→ **Extracted data**:
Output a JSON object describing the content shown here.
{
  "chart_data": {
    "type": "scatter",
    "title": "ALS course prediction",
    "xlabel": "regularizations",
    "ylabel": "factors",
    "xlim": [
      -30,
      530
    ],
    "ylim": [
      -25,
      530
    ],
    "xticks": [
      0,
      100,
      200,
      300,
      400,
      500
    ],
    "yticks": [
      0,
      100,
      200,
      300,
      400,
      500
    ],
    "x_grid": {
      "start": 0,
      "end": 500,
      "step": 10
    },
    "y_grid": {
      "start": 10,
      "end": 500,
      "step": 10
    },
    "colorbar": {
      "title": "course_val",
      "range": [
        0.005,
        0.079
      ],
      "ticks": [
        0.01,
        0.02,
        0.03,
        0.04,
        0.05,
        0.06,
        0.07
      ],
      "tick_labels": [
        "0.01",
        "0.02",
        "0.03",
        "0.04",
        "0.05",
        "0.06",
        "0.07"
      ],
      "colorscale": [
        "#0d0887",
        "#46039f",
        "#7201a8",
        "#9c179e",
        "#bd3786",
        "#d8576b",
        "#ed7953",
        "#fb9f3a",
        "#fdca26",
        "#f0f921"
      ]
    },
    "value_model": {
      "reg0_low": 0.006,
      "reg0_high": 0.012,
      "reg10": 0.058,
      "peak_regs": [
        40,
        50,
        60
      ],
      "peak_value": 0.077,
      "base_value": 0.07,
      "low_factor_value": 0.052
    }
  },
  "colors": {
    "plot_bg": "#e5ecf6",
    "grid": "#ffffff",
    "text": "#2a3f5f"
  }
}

→ **Exercise requirements**: Output all of the data again, exactly.

→ **Result of the task**:
Output a JSON object describing the content shown here.
{
  "chart_data": {
    "type": "scatter",
    "title": "ALS course prediction",
    "xlabel": "regularizations",
    "ylabel": "factors",
    "xlim": [
      -30,
      530
    ],
    "ylim": [
      -25,
      530
    ],
    "xticks": [
      0,
      100,
      200,
      300,
      400,
      500
    ],
    "yticks": [
      0,
      100,
      200,
      300,
      400,
      500
    ],
    "x_grid": {
      "start": 0,
      "end": 500,
      "step": 10
    },
    "y_grid": {
      "start": 10,
      "end": 500,
      "step": 10
    },
    "colorbar": {
      "title": "course_val",
      "range": [
        0.005,
        0.079
      ],
      "ticks": [
        0.01,
        0.02,
        0.03,
        0.04,
        0.05,
        0.06,
        0.07
      ],
      "tick_labels": [
        "0.01",
        "0.02",
        "0.03",
        "0.04",
        "0.05",
        "0.06",
        "0.07"
      ],
      "colorscale": [
        "#0d0887",
        "#46039f",
        "#7201a8",
        "#9c179e",
        "#bd3786",
        "#d8576b",
        "#ed7953",
        "#fb9f3a",
        "#fdca26",
        "#f0f921"
      ]
    },
    "value_model": {
      "reg0_low": 0.006,
      "reg0_high": 0.012,
      "reg10": 0.058,
      "peak_regs": [
        40,
        50,
        60
      ],
      "peak_value": 0.077,
      "base_value": 0.07,
      "low_factor_value": 0.052
    }
  },
  "colors": {
    "plot_bg": "#e5ecf6",
    "grid": "#ffffff",
    "text": "#2a3f5f"
  }
}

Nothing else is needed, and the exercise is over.